**WRITTEN INSTRUCTION:**
Locate every line below that contains the word "circle" and copy it.

**DATASET ENTRIES:**
********

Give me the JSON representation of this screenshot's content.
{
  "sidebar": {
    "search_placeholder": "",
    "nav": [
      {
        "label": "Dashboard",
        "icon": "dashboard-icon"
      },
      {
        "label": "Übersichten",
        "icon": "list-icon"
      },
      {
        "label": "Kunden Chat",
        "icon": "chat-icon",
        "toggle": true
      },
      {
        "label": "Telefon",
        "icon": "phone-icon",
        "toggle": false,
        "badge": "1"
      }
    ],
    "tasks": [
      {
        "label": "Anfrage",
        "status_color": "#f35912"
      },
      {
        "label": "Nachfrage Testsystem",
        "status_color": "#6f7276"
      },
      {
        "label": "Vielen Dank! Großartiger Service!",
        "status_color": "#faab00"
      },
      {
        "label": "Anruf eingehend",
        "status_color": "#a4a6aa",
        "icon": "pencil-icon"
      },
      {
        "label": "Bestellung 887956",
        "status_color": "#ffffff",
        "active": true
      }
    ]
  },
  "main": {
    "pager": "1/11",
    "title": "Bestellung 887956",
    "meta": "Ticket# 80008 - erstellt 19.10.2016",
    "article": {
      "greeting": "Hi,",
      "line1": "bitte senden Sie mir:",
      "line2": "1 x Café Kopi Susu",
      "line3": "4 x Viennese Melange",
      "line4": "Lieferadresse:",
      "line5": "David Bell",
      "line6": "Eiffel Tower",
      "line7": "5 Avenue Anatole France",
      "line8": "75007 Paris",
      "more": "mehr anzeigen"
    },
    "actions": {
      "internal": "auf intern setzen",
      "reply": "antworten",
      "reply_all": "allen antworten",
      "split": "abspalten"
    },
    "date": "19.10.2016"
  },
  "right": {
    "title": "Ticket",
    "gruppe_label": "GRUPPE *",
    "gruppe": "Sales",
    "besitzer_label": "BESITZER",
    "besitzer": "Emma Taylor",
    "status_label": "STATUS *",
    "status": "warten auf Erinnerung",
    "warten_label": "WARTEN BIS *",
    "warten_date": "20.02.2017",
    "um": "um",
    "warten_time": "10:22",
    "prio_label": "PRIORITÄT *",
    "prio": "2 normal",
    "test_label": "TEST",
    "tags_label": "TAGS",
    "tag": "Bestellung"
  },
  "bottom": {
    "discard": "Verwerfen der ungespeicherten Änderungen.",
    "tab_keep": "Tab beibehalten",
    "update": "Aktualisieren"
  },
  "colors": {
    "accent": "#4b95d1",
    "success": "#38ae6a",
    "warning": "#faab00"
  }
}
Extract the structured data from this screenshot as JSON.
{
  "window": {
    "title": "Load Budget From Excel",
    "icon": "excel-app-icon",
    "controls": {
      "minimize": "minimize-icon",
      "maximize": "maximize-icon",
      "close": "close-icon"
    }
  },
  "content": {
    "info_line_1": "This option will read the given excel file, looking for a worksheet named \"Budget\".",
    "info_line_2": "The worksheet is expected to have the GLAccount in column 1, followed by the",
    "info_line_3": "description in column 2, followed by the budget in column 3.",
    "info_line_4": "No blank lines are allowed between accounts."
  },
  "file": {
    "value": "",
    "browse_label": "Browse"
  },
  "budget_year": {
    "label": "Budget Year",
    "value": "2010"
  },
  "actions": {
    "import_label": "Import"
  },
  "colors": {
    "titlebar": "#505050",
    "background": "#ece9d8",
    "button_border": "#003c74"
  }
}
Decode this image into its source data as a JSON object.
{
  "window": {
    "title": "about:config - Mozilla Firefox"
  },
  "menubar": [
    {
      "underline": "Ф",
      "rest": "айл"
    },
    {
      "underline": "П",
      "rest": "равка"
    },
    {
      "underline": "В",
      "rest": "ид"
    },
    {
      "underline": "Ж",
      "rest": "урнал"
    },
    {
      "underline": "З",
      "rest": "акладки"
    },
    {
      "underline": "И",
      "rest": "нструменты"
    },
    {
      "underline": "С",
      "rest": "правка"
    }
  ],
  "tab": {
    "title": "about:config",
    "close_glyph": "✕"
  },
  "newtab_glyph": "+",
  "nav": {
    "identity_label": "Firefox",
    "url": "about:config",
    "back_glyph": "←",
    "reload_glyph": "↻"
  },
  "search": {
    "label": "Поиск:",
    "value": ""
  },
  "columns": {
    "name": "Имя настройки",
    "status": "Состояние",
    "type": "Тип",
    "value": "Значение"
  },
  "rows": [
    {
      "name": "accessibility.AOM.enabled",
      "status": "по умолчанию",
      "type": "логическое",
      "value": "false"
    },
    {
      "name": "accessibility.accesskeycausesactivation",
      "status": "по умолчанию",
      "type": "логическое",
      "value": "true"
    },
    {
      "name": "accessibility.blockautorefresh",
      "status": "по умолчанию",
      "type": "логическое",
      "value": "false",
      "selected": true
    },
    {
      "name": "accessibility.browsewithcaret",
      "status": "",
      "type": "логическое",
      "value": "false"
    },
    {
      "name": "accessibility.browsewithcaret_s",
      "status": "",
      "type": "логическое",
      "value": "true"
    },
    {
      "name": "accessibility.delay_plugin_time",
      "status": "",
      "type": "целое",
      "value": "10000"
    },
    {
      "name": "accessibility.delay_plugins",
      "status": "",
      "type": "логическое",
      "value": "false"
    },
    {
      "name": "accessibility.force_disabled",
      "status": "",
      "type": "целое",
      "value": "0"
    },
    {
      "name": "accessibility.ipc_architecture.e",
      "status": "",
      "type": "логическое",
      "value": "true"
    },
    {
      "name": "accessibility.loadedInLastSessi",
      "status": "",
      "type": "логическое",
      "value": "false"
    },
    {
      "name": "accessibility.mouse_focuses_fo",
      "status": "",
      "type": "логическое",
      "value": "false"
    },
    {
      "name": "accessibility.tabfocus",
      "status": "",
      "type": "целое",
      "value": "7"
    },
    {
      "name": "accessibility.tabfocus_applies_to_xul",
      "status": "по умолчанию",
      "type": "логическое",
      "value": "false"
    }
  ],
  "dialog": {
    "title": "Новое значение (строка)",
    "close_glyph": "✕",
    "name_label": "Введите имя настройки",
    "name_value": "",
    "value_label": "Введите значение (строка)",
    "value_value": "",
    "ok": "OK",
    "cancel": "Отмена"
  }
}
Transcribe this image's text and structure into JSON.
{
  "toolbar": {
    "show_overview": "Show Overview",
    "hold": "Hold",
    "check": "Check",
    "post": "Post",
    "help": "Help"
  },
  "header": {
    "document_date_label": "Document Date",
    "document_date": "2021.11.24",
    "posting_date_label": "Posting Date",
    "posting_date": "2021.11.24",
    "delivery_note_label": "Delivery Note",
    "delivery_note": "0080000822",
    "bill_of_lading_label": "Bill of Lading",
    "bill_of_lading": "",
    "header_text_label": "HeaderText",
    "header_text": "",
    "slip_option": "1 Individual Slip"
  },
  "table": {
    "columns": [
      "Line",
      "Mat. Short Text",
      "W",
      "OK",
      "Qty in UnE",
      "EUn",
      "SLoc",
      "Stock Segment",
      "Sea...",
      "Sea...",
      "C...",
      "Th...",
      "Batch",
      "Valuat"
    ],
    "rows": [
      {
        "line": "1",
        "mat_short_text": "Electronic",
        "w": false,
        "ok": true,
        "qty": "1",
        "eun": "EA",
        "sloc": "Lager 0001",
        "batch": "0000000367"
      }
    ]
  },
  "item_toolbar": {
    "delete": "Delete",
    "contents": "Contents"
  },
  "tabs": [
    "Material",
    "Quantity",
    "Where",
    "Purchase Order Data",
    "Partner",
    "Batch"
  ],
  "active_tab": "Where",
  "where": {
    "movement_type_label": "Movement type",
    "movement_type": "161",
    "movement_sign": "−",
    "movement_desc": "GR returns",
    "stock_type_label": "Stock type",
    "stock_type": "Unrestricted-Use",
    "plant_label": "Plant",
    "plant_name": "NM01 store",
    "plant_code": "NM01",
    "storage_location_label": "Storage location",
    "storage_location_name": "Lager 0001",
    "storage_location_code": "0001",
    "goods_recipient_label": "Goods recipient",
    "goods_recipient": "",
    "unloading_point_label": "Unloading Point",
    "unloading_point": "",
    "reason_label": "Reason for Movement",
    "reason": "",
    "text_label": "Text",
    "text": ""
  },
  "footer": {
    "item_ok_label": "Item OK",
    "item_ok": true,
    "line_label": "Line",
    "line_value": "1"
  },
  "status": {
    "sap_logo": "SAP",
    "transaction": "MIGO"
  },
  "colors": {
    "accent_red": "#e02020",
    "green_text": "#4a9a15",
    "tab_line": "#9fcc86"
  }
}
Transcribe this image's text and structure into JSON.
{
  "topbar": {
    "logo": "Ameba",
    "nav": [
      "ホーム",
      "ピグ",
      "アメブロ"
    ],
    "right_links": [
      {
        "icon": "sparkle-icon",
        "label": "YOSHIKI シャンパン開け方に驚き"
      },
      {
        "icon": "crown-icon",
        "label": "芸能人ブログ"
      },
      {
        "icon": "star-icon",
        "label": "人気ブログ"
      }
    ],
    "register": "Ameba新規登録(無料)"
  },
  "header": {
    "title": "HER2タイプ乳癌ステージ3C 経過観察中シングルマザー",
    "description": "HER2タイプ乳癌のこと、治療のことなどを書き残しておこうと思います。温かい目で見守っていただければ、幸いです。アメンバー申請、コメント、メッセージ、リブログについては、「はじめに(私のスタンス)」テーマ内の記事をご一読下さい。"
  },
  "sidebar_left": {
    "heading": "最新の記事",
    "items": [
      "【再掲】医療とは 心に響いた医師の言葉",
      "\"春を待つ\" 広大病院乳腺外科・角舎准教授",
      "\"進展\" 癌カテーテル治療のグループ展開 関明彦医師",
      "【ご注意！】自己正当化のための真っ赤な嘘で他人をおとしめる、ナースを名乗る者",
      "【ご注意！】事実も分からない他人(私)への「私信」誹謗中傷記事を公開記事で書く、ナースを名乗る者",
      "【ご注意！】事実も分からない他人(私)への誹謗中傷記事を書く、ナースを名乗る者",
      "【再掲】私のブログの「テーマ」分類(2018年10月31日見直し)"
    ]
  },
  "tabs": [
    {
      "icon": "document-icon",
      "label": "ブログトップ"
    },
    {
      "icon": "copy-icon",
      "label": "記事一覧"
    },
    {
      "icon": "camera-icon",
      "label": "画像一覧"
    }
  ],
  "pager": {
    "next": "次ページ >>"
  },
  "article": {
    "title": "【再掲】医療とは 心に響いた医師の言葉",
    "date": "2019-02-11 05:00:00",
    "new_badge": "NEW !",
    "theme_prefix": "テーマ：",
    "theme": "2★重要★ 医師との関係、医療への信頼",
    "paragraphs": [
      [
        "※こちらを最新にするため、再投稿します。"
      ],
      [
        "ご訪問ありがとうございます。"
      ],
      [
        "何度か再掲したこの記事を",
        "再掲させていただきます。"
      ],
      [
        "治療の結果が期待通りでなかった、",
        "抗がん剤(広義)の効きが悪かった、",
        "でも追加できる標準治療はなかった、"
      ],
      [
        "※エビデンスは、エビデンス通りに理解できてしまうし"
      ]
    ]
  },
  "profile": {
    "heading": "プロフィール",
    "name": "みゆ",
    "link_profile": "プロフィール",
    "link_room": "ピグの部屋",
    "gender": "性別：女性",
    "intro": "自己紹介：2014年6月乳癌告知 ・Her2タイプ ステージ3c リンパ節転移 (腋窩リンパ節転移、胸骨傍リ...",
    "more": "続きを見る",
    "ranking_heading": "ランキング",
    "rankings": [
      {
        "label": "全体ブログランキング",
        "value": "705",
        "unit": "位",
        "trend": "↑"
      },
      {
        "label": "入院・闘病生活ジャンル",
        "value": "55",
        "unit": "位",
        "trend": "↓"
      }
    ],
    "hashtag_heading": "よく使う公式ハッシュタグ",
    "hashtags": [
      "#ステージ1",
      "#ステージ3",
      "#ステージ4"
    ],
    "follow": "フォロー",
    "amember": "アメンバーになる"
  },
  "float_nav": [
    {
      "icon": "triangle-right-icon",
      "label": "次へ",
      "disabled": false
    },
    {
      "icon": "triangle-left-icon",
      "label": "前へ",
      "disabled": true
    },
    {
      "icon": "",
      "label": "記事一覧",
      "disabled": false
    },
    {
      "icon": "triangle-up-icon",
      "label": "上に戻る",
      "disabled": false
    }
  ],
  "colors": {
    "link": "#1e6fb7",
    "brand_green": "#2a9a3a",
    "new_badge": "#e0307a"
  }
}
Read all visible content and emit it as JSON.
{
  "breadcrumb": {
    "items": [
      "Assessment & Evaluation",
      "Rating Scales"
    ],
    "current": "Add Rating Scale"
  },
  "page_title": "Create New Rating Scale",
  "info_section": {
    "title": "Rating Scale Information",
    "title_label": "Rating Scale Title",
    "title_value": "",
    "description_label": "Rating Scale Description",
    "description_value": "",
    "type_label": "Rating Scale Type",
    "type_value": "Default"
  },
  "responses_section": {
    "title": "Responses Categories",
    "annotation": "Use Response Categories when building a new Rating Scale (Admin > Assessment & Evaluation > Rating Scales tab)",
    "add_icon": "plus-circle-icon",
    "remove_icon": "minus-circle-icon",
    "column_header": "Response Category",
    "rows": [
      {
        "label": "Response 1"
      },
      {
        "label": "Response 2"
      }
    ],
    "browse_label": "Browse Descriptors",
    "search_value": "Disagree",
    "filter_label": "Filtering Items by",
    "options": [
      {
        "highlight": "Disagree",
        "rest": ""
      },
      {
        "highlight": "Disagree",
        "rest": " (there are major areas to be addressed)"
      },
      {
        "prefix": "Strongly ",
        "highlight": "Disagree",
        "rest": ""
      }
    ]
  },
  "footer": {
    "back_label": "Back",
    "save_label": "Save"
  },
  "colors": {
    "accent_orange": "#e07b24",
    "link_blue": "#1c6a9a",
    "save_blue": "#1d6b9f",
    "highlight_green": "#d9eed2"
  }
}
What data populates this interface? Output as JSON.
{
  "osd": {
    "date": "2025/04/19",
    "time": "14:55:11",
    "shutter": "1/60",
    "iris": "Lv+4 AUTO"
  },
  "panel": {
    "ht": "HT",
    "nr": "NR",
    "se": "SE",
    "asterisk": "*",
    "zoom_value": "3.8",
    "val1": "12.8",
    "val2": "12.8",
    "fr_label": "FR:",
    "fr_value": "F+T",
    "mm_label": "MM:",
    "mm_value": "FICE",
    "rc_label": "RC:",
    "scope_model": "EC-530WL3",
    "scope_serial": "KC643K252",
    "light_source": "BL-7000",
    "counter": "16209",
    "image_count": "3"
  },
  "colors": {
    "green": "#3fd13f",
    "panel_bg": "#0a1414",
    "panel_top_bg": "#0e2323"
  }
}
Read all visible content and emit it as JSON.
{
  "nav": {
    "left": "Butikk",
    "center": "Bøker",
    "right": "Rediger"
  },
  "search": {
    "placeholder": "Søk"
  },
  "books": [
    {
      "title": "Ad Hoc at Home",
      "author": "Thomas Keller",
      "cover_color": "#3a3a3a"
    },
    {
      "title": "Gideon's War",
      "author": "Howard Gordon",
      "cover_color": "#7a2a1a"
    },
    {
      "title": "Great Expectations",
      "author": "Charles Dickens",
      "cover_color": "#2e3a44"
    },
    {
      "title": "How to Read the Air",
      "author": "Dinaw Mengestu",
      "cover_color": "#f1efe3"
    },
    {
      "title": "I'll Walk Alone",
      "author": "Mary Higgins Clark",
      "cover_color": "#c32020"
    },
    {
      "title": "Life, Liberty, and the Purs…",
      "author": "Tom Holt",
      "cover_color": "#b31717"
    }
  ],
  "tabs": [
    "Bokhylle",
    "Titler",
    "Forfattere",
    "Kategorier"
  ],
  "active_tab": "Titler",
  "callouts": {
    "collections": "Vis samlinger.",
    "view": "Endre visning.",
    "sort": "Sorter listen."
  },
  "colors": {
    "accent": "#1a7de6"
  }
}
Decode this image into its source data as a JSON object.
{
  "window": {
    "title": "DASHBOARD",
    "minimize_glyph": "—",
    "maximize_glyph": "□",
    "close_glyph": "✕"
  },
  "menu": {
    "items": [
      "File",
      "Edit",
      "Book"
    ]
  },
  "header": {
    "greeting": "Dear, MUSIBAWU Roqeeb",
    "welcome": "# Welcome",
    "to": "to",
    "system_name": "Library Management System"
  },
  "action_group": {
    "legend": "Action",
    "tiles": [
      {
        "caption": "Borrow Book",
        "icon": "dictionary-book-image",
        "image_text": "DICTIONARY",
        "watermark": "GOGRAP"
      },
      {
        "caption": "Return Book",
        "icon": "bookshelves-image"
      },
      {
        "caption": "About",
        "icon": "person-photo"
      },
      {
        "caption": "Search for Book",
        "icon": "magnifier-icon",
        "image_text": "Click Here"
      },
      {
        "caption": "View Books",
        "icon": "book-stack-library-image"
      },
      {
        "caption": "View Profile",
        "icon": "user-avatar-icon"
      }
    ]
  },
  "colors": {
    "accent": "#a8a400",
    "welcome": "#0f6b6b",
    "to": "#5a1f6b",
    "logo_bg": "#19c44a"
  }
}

********

**REPLY TO THE TASK:**
    "add_icon": "plus-circle-icon",
    "remove_icon": "minus-circle-icon",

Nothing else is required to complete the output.